In the entries below, count every line containing "может". Reply with the number alone.

Stored data
----------------
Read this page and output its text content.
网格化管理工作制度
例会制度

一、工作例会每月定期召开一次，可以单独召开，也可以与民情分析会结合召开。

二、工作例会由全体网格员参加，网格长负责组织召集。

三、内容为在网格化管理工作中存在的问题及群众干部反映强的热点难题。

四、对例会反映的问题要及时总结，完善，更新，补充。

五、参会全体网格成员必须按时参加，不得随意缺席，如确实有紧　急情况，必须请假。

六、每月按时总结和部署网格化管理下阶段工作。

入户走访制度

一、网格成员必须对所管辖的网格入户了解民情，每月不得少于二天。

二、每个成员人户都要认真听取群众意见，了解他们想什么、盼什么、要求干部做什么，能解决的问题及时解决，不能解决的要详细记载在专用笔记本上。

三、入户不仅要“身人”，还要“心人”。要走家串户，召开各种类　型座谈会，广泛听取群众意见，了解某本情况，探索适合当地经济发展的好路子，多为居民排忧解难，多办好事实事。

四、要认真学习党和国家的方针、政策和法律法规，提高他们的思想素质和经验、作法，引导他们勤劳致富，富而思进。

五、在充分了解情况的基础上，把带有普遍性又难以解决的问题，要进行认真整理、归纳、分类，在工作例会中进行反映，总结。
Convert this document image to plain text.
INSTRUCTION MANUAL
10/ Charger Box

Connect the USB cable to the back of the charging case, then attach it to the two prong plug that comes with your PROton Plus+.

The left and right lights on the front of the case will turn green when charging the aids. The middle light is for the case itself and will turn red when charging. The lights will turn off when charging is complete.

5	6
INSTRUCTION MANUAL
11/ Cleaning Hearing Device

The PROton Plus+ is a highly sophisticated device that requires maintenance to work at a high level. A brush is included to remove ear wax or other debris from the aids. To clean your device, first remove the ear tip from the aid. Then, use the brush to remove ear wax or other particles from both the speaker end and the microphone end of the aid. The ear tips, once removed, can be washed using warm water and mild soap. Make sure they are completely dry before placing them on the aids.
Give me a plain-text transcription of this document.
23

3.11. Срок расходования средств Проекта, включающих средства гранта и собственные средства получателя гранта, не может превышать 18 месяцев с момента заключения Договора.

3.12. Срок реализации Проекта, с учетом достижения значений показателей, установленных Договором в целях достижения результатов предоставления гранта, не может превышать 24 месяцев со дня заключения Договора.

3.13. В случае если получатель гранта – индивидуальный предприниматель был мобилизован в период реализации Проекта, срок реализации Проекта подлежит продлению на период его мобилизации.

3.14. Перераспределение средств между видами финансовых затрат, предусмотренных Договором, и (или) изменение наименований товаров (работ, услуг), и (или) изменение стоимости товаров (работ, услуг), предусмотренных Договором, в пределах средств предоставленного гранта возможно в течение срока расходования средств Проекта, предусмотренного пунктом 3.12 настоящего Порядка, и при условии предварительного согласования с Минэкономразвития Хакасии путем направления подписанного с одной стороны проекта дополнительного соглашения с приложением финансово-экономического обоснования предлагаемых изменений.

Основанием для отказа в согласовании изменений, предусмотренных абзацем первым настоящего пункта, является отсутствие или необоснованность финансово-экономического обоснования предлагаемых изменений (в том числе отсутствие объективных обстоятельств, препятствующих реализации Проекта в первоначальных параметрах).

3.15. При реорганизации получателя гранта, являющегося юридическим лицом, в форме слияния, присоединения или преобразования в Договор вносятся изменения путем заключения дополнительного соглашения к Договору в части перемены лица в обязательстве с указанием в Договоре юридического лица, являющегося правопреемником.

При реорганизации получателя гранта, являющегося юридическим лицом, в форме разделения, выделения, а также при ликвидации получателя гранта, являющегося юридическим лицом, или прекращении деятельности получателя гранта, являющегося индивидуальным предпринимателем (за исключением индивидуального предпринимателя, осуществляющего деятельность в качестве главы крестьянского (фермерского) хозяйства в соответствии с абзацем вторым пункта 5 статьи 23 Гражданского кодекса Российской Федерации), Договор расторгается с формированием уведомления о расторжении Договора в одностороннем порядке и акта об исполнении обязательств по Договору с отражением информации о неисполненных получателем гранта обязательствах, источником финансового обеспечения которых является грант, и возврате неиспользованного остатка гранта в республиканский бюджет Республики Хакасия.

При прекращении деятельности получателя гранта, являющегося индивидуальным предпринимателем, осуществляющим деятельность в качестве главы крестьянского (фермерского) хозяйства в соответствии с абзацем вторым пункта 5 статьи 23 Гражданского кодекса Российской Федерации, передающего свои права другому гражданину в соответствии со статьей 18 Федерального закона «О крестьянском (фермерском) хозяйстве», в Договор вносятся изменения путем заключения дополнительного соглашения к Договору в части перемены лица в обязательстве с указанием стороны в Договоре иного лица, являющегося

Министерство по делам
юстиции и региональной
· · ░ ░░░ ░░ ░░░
----------------
- TASK RESPONSE
2